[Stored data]
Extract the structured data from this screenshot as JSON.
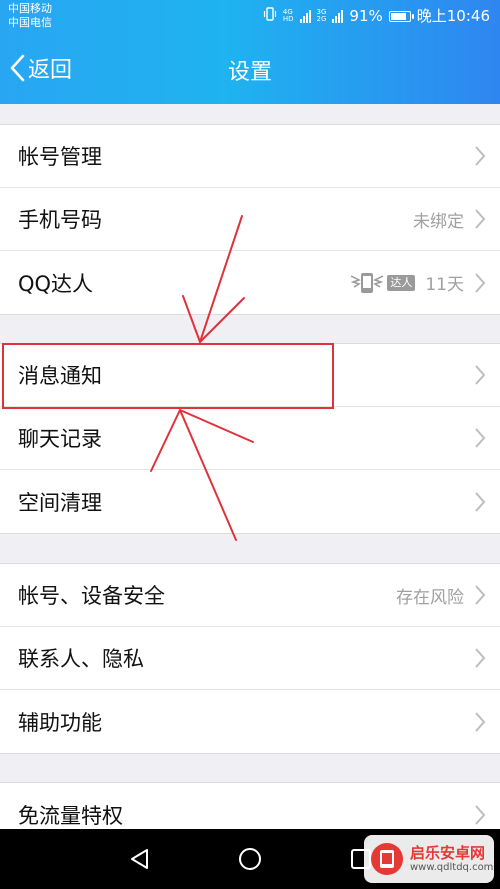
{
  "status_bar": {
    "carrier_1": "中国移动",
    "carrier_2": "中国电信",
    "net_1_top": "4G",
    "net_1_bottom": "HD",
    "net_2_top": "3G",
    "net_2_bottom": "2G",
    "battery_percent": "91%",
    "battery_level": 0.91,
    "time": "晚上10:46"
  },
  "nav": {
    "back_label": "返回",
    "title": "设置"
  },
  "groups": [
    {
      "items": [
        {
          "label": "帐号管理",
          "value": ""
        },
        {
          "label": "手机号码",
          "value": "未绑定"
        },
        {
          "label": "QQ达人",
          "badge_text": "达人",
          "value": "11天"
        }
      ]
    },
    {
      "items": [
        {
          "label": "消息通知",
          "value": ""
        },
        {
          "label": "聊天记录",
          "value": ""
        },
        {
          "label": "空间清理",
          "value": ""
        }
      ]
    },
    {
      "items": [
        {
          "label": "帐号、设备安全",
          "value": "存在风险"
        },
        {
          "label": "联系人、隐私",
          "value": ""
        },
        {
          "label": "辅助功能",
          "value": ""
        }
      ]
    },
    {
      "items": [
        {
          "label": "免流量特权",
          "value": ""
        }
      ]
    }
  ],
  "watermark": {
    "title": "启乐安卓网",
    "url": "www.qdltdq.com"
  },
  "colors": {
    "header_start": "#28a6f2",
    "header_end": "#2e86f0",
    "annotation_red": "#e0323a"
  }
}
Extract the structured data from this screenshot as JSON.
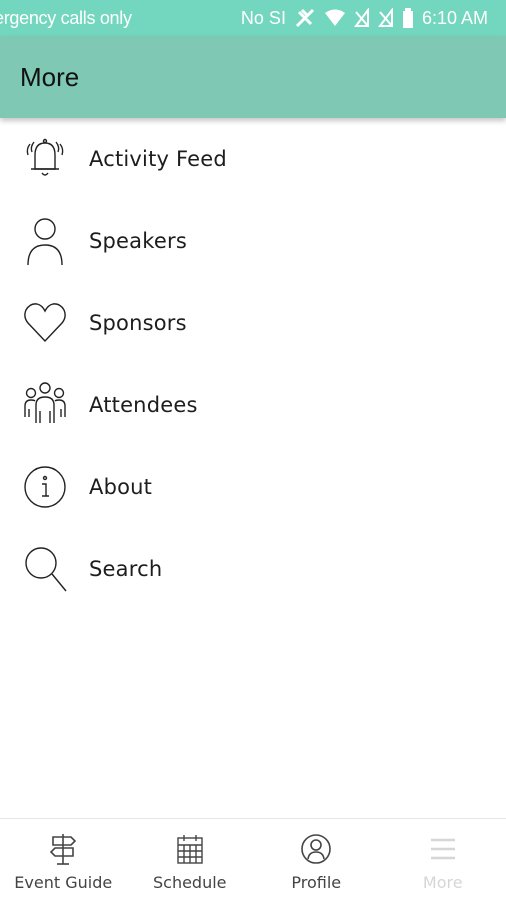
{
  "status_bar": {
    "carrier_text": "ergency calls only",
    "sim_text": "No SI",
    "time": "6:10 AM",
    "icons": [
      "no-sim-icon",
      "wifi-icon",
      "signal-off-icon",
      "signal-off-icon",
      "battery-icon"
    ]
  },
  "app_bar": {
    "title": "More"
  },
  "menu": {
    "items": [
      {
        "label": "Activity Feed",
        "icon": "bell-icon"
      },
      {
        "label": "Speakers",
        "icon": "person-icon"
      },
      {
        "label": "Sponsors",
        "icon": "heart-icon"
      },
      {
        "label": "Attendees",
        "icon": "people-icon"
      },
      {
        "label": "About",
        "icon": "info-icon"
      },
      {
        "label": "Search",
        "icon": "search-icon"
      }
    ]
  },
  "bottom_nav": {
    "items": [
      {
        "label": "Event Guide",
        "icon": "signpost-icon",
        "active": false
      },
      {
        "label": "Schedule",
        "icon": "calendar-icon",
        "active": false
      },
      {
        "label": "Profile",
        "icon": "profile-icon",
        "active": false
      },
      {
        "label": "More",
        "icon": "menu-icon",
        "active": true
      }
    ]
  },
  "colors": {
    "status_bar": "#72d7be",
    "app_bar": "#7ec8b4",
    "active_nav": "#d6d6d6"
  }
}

==

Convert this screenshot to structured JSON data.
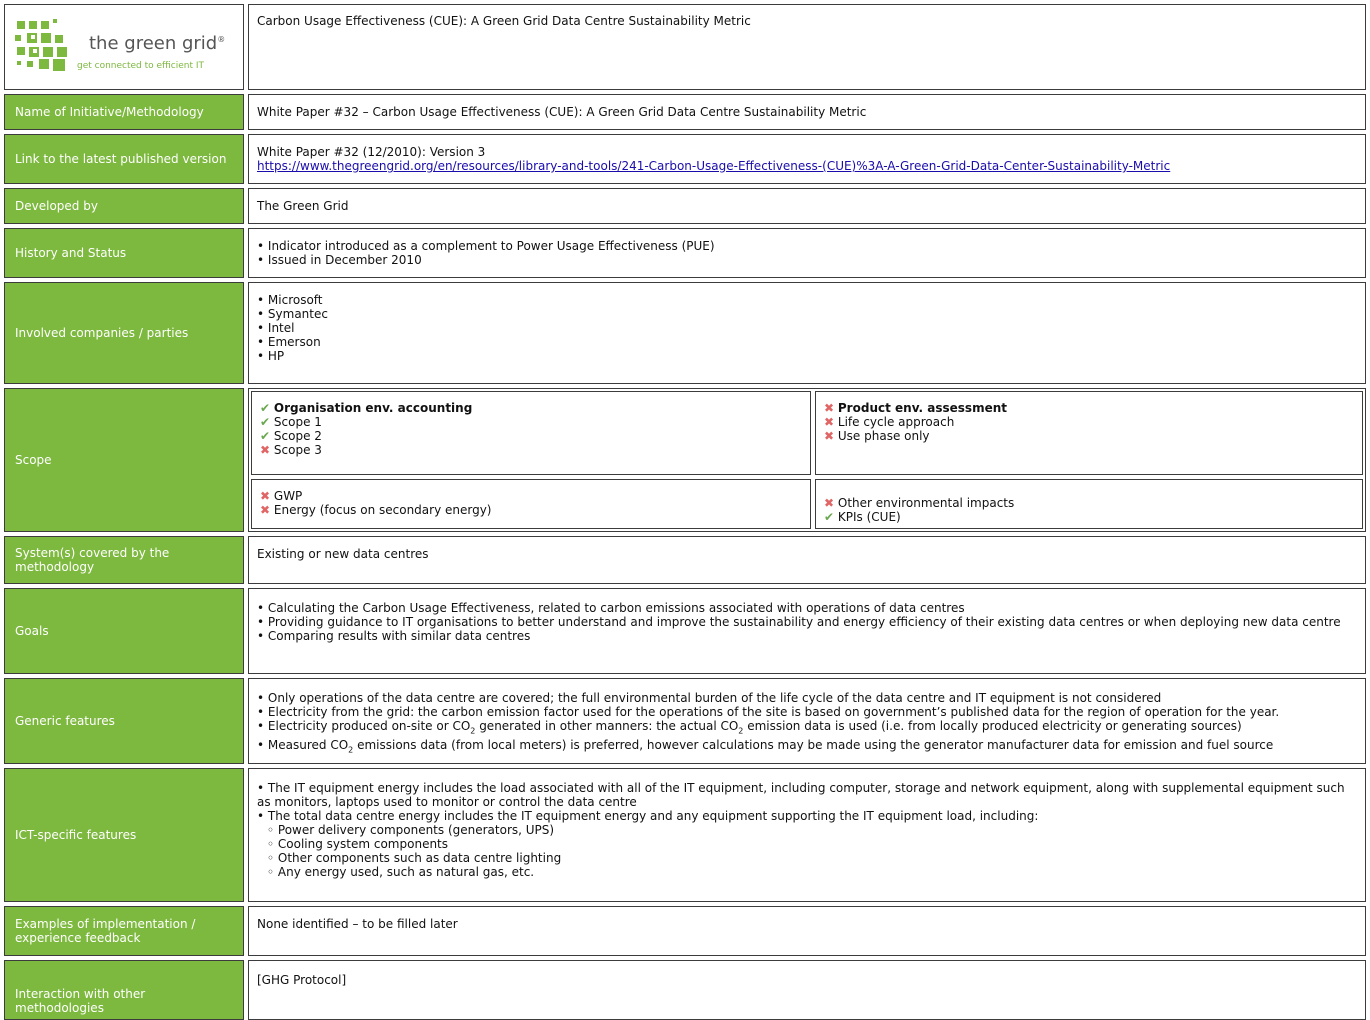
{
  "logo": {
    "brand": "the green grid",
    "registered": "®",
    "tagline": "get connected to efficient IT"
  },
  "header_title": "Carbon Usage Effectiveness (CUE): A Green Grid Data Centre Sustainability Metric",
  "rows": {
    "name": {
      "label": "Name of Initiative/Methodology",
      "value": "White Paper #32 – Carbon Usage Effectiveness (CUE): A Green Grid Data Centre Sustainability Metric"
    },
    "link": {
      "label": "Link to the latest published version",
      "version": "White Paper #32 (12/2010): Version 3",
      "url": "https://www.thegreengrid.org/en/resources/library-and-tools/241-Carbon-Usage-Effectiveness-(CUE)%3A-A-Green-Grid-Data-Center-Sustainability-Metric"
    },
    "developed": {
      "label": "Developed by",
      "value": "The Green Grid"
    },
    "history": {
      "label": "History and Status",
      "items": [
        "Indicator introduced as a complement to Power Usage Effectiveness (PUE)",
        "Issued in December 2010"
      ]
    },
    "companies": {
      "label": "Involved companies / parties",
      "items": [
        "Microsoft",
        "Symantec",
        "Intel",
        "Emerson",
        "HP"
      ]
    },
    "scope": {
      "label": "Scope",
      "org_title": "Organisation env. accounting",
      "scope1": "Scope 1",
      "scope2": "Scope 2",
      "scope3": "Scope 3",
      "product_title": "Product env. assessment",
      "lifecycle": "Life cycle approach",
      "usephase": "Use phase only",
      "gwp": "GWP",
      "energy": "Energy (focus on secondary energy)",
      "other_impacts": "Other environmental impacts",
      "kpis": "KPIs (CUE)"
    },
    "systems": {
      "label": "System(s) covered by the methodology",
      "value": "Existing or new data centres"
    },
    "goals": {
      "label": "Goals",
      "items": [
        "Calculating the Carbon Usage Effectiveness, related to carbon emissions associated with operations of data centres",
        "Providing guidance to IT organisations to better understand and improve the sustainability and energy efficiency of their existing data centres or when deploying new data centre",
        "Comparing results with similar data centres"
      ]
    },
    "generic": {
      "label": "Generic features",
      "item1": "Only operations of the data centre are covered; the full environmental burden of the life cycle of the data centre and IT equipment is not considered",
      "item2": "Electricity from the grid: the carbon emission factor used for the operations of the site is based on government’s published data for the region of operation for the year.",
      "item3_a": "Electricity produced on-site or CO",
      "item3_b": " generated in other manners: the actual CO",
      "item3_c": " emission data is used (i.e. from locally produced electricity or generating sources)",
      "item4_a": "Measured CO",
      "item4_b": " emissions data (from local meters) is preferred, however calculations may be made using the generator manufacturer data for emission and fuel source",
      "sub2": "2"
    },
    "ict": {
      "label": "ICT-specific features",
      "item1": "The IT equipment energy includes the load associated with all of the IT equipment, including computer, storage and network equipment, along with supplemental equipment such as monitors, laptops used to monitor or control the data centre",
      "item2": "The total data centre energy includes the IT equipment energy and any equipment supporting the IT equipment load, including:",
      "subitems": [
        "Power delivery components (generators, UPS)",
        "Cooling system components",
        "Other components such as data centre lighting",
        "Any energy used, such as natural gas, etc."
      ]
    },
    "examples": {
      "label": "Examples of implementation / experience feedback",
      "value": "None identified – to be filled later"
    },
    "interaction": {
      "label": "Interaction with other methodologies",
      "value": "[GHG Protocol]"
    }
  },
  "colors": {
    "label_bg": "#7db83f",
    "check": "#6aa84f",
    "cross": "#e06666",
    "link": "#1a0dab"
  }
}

---

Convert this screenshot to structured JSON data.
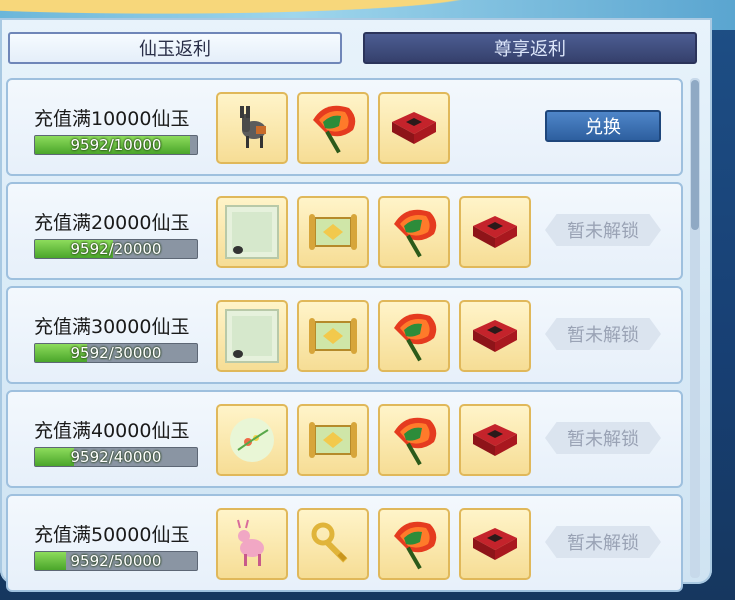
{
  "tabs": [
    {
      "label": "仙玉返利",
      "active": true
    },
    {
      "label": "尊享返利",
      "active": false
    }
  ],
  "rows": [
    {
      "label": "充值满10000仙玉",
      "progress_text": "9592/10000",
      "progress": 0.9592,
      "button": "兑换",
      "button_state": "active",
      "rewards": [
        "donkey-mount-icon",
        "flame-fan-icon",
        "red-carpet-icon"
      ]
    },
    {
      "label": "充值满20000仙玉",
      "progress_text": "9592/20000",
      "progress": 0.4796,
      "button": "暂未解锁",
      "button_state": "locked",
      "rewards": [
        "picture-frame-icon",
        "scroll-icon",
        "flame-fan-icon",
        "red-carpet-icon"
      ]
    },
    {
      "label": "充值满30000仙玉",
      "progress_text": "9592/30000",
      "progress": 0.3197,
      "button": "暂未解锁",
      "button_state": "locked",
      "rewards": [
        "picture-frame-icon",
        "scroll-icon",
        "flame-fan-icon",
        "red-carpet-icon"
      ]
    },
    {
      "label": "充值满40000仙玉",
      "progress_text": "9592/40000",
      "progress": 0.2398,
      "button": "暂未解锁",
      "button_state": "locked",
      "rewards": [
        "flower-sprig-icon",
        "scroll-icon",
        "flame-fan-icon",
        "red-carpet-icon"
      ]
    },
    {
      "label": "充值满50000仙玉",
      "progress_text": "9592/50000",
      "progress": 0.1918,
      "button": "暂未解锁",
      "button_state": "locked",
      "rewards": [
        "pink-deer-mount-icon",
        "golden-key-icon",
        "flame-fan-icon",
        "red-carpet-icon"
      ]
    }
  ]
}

- **WHAT THE TASK ASKS**: In the records above, find the lines containing "Paper" and copy them.

- **THE OUTPUT**:
      "value": "White Paper #32 – Carbon Usage Effectiveness (CUE): A Green Grid Data Centre Sustainability Metric"
      "version": "White Paper #32 (12/2010): Version 3",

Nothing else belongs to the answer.